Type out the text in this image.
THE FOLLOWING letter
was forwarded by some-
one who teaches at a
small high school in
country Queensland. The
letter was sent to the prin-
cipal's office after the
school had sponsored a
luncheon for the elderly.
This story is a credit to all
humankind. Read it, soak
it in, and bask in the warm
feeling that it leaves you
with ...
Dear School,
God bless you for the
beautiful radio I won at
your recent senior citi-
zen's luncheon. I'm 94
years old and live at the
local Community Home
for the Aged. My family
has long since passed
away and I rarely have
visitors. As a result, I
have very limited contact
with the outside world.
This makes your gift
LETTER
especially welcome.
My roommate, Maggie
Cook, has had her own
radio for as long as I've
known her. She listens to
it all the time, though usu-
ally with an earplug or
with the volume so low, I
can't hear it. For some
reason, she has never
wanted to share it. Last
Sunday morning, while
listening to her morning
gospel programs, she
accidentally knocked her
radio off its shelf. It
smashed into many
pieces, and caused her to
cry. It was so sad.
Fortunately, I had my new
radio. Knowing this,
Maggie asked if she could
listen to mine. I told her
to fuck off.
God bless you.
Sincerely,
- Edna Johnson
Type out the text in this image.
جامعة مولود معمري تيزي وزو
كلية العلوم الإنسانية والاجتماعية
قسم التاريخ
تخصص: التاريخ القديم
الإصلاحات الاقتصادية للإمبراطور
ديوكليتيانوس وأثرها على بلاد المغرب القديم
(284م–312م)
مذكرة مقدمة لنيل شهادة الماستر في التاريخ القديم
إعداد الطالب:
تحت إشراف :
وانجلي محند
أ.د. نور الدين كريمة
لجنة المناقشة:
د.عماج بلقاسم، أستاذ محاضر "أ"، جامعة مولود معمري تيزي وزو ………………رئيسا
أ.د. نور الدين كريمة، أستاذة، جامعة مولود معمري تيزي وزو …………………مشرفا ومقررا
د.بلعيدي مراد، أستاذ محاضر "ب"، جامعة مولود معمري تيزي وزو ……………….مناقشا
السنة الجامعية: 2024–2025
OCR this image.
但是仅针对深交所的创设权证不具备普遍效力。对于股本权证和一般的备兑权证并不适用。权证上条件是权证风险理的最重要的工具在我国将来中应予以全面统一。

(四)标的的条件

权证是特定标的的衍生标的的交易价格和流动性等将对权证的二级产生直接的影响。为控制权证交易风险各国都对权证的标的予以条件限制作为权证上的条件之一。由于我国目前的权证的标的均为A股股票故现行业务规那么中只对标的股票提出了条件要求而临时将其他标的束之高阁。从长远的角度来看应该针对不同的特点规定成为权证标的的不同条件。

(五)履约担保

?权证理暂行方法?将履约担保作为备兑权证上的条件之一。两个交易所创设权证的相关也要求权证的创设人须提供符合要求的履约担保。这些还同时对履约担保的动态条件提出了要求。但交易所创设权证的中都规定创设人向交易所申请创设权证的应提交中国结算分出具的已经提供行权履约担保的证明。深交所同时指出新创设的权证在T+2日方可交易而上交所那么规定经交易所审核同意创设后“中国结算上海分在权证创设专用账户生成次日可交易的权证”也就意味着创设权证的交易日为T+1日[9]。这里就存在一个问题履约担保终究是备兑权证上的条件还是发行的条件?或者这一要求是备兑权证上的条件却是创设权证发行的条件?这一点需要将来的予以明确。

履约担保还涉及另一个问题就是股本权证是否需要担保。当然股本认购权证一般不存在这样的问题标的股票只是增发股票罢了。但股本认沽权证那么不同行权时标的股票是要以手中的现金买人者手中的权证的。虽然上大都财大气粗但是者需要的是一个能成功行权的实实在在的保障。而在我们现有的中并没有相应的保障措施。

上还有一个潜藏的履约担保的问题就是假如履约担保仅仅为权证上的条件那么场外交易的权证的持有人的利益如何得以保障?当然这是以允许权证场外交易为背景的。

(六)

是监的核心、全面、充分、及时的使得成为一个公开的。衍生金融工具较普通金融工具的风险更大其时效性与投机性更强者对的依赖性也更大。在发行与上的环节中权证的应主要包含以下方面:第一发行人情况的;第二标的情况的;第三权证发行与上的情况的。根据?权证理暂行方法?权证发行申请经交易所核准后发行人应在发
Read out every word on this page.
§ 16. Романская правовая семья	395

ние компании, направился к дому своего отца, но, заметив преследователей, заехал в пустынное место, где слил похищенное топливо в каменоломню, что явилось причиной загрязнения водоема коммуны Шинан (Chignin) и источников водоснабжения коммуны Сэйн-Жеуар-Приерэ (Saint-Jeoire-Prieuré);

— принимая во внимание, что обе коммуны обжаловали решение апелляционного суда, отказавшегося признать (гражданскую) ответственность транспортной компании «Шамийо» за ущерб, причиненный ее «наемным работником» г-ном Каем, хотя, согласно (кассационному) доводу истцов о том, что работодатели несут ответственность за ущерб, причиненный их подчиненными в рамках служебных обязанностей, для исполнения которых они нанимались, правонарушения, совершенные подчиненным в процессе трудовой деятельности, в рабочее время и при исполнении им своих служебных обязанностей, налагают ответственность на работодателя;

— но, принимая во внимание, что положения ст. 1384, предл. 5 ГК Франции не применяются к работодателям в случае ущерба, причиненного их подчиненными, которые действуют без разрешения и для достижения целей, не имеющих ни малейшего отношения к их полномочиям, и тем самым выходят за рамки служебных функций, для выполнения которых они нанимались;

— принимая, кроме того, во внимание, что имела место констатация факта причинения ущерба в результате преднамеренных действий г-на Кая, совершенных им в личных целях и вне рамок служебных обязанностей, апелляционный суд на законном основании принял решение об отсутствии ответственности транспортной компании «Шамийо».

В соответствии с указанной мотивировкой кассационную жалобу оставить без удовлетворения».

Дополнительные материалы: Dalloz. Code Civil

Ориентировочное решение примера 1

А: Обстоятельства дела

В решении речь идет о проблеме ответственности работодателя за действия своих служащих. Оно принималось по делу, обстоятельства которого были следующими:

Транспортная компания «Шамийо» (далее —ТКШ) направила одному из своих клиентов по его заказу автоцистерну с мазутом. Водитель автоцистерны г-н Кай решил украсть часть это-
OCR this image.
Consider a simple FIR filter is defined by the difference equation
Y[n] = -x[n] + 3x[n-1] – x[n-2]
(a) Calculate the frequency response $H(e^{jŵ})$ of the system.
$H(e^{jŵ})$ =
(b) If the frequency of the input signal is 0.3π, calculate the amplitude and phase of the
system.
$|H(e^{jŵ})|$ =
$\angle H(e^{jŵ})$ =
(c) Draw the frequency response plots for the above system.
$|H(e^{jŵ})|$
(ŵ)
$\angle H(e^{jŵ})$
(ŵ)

※ ※ ※

The records above are to be copied in full, exactly as written.

*THE OUTPUT*.
Type out the text in this image.
THE FOLLOWING letter
was forwarded by some-
one who teaches at a
small high school in
country Queensland. The
letter was sent to the prin-
cipal's office after the
school had sponsored a
luncheon for the elderly.
This story is a credit to all
humankind. Read it, soak
it in, and bask in the warm
feeling that it leaves you
with ...
Dear School,
God bless you for the
beautiful radio I won at
your recent senior citi-
zen's luncheon. I'm 94
years old and live at the
local Community Home
for the Aged. My family
has long since passed
away and I rarely have
visitors. As a result, I
have very limited contact
with the outside world.
This makes your gift
LETTER
especially welcome.
My roommate, Maggie
Cook, has had her own
radio for as long as I've
known her. She listens to
it all the time, though usu-
ally with an earplug or
with the volume so low, I
can't hear it. For some
reason, she has never
wanted to share it. Last
Sunday morning, while
listening to her morning
gospel programs, she
accidentally knocked her
radio off its shelf. It
smashed into many
pieces, and caused her to
cry. It was so sad.
Fortunately, I had my new
radio. Knowing this,
Maggie asked if she could
listen to mine. I told her
to fuck off.
God bless you.
Sincerely,
- Edna Johnson
Type out the text in this image.
جامعة مولود معمري تيزي وزو
كلية العلوم الإنسانية والاجتماعية
قسم التاريخ
تخصص: التاريخ القديم
الإصلاحات الاقتصادية للإمبراطور
ديوكليتيانوس وأثرها على بلاد المغرب القديم
(284م–312م)
مذكرة مقدمة لنيل شهادة الماستر في التاريخ القديم
إعداد الطالب:
تحت إشراف :
وانجلي محند
أ.د. نور الدين كريمة
لجنة المناقشة:
د.عماج بلقاسم، أستاذ محاضر "أ"، جامعة مولود معمري تيزي وزو ………………رئيسا
أ.د. نور الدين كريمة، أستاذة، جامعة مولود معمري تيزي وزو …………………مشرفا ومقررا
د.بلعيدي مراد، أستاذ محاضر "ب"، جامعة مولود معمري تيزي وزو ……………….مناقشا
السنة الجامعية: 2024–2025
OCR this image.
但是仅针对深交所的创设权证不具备普遍效力。对于股本权证和一般的备兑权证并不适用。权证上条件是权证风险理的最重要的工具在我国将来中应予以全面统一。

(四)标的的条件

权证是特定标的的衍生标的的交易价格和流动性等将对权证的二级产生直接的影响。为控制权证交易风险各国都对权证的标的予以条件限制作为权证上的条件之一。由于我国目前的权证的标的均为A股股票故现行业务规那么中只对标的股票提出了条件要求而临时将其他标的束之高阁。从长远的角度来看应该针对不同的特点规定成为权证标的的不同条件。

(五)履约担保

?权证理暂行方法?将履约担保作为备兑权证上的条件之一。两个交易所创设权证的相关也要求权证的创设人须提供符合要求的履约担保。这些还同时对履约担保的动态条件提出了要求。但交易所创设权证的中都规定创设人向交易所申请创设权证的应提交中国结算分出具的已经提供行权履约担保的证明。深交所同时指出新创设的权证在T+2日方可交易而上交所那么规定经交易所审核同意创设后“中国结算上海分在权证创设专用账户生成次日可交易的权证”也就意味着创设权证的交易日为T+1日[9]。这里就存在一个问题履约担保终究是备兑权证上的条件还是发行的条件?或者这一要求是备兑权证上的条件却是创设权证发行的条件?这一点需要将来的予以明确。

履约担保还涉及另一个问题就是股本权证是否需要担保。当然股本认购权证一般不存在这样的问题标的股票只是增发股票罢了。但股本认沽权证那么不同行权时标的股票是要以手中的现金买人者手中的权证的。虽然上大都财大气粗但是者需要的是一个能成功行权的实实在在的保障。而在我们现有的中并没有相应的保障措施。

上还有一个潜藏的履约担保的问题就是假如履约担保仅仅为权证上的条件那么场外交易的权证的持有人的利益如何得以保障?当然这是以允许权证场外交易为背景的。

(六)

是监的核心、全面、充分、及时的使得成为一个公开的。衍生金融工具较普通金融工具的风险更大其时效性与投机性更强者对的依赖性也更大。在发行与上的环节中权证的应主要包含以下方面:第一发行人情况的;第二标的情况的;第三权证发行与上的情况的。根据?权证理暂行方法?权证发行申请经交易所核准后发行人应在发
Read out every word on this page.
§ 16. Романская правовая семья	395

ние компании, направился к дому своего отца, но, заметив преследователей, заехал в пустынное место, где слил похищенное топливо в каменоломню, что явилось причиной загрязнения водоема коммуны Шинан (Chignin) и источников водоснабжения коммуны Сэйн-Жеуар-Приерэ (Saint-Jeoire-Prieuré);

— принимая во внимание, что обе коммуны обжаловали решение апелляционного суда, отказавшегося признать (гражданскую) ответственность транспортной компании «Шамийо» за ущерб, причиненный ее «наемным работником» г-ном Каем, хотя, согласно (кассационному) доводу истцов о том, что работодатели несут ответственность за ущерб, причиненный их подчиненными в рамках служебных обязанностей, для исполнения которых они нанимались, правонарушения, совершенные подчиненным в процессе трудовой деятельности, в рабочее время и при исполнении им своих служебных обязанностей, налагают ответственность на работодателя;

— но, принимая во внимание, что положения ст. 1384, предл. 5 ГК Франции не применяются к работодателям в случае ущерба, причиненного их подчиненными, которые действуют без разрешения и для достижения целей, не имеющих ни малейшего отношения к их полномочиям, и тем самым выходят за рамки служебных функций, для выполнения которых они нанимались;

— принимая, кроме того, во внимание, что имела место констатация факта причинения ущерба в результате преднамеренных действий г-на Кая, совершенных им в личных целях и вне рамок служебных обязанностей, апелляционный суд на законном основании принял решение об отсутствии ответственности транспортной компании «Шамийо».

В соответствии с указанной мотивировкой кассационную жалобу оставить без удовлетворения».

Дополнительные материалы: Dalloz. Code Civil

Ориентировочное решение примера 1

А: Обстоятельства дела

В решении речь идет о проблеме ответственности работодателя за действия своих служащих. Оно принималось по делу, обстоятельства которого были следующими:

Транспортная компания «Шамийо» (далее —ТКШ) направила одному из своих клиентов по его заказу автоцистерну с мазутом. Водитель автоцистерны г-н Кай решил украсть часть это-
OCR this image.
Consider a simple FIR filter is defined by the difference equation
Y[n] = -x[n] + 3x[n-1] – x[n-2]
(a) Calculate the frequency response $H(e^{jŵ})$ of the system.
$H(e^{jŵ})$ =
(b) If the frequency of the input signal is 0.3π, calculate the amplitude and phase of the
system.
$|H(e^{jŵ})|$ =
$\angle H(e^{jŵ})$ =
(c) Draw the frequency response plots for the above system.
$|H(e^{jŵ})|$
(ŵ)
$\angle H(e^{jŵ})$
(ŵ)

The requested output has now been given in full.